Direction
Copy, in full, each line of the material that holds the word "phase".

==== Material shown

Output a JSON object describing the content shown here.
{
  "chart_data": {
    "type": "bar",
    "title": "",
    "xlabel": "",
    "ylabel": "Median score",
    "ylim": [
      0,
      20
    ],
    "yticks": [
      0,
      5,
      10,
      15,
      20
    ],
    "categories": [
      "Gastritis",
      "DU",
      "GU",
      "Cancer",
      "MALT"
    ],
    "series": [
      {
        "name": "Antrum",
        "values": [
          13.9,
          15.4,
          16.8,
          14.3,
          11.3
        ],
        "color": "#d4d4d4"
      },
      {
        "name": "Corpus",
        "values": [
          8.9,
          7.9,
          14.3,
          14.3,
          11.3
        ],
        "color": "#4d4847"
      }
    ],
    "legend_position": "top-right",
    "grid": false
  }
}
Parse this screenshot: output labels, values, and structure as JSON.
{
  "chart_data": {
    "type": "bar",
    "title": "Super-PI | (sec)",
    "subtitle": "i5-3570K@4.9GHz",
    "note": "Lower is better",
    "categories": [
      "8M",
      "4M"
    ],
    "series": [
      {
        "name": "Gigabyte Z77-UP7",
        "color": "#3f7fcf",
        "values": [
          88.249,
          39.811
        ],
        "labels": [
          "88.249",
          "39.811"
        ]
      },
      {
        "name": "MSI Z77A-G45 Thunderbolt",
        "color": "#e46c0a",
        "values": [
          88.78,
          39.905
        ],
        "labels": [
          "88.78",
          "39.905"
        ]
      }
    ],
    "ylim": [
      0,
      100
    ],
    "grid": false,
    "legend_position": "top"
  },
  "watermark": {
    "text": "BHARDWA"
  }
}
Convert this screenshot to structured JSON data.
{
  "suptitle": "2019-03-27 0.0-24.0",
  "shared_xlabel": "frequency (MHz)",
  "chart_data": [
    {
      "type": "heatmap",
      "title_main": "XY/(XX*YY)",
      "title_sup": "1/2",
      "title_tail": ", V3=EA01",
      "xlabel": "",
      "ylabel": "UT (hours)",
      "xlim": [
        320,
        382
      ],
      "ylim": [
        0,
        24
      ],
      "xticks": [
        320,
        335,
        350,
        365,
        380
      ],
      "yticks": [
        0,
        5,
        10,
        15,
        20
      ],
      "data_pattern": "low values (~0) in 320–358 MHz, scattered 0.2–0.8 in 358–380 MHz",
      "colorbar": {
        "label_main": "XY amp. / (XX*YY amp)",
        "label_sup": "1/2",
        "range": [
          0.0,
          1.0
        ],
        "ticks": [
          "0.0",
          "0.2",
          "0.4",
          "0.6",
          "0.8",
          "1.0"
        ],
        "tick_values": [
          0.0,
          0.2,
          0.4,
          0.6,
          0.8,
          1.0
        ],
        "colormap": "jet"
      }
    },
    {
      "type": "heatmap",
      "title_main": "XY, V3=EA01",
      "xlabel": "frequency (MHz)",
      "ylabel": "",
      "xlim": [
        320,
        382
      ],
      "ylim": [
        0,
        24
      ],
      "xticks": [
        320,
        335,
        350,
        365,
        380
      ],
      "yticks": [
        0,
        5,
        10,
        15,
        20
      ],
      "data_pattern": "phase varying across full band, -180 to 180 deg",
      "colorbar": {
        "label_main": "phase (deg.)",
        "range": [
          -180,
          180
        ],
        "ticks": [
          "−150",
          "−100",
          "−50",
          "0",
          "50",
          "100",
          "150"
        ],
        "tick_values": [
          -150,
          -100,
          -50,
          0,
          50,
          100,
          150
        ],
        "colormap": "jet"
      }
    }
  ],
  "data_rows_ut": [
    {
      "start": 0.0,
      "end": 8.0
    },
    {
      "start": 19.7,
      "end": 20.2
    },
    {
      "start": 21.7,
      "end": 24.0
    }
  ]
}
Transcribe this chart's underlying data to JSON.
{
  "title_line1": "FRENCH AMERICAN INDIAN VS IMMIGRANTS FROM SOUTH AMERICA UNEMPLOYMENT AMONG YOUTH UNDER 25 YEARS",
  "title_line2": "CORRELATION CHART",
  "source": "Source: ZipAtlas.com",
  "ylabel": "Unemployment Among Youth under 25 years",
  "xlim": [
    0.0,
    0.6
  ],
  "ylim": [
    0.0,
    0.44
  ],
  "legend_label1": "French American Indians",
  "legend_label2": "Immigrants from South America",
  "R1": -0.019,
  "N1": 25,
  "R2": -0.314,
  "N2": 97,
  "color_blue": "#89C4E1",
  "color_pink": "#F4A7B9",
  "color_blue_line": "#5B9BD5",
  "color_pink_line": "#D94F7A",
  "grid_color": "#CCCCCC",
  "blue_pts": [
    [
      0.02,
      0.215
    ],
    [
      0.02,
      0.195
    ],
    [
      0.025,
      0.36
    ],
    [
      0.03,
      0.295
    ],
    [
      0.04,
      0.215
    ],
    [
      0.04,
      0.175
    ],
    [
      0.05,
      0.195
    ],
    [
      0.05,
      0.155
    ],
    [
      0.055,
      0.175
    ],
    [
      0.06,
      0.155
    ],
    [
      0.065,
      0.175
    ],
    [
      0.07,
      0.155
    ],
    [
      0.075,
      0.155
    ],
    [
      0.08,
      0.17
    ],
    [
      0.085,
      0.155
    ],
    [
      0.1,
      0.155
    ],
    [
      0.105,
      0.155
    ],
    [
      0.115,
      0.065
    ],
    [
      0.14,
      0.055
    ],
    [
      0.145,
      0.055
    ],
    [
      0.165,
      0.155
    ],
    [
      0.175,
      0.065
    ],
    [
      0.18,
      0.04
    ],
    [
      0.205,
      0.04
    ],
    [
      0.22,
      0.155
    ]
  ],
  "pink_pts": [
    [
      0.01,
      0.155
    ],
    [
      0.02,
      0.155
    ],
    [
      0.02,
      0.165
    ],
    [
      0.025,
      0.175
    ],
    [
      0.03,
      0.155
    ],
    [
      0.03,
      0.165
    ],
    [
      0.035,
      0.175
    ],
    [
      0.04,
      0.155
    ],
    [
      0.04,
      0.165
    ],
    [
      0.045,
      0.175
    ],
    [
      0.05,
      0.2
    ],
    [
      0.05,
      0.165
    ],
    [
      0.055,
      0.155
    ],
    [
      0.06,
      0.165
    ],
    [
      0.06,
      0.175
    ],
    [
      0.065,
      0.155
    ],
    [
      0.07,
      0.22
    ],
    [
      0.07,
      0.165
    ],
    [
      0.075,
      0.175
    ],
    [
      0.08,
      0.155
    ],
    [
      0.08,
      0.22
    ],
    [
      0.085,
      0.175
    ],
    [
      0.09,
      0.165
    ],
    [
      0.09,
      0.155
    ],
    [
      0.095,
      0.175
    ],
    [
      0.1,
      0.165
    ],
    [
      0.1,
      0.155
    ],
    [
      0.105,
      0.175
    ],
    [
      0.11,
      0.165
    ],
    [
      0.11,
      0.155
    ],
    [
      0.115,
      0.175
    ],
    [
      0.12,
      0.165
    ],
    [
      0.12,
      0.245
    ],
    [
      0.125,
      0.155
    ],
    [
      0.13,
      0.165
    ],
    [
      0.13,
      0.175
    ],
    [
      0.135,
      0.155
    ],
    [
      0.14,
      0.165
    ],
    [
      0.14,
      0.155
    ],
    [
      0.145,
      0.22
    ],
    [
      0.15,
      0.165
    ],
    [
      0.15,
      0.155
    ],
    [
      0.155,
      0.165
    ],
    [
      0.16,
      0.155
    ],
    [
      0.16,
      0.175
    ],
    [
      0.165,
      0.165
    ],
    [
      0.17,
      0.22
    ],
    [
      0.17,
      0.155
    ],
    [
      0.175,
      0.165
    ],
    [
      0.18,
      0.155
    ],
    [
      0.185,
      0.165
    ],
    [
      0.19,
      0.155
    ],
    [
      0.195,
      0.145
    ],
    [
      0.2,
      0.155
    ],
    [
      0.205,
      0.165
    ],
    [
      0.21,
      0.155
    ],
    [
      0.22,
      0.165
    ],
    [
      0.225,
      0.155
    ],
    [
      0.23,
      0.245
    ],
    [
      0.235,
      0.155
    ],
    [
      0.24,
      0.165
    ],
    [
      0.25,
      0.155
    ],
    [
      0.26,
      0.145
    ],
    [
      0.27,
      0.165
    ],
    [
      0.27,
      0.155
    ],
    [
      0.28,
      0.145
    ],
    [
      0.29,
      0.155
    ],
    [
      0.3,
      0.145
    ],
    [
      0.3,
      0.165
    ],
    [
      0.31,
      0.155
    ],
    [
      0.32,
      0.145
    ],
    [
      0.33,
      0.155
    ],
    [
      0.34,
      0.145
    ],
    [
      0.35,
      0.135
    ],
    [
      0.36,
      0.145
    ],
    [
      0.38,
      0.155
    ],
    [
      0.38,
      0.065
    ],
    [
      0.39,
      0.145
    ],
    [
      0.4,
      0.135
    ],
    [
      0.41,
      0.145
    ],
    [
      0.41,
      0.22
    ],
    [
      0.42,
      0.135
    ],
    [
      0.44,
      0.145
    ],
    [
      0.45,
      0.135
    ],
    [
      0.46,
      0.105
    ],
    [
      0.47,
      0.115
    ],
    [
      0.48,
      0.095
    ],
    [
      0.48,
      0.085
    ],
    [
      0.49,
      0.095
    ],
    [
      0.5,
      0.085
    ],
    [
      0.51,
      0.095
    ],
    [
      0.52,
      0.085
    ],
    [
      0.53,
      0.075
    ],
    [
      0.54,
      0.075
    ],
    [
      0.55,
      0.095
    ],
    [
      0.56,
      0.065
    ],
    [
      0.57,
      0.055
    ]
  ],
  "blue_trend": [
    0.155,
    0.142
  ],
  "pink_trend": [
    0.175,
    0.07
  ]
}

========

Written reply
      "data_pattern": "phase varying across full band, -180 to 180 deg",
        "label_main": "phase (deg.)",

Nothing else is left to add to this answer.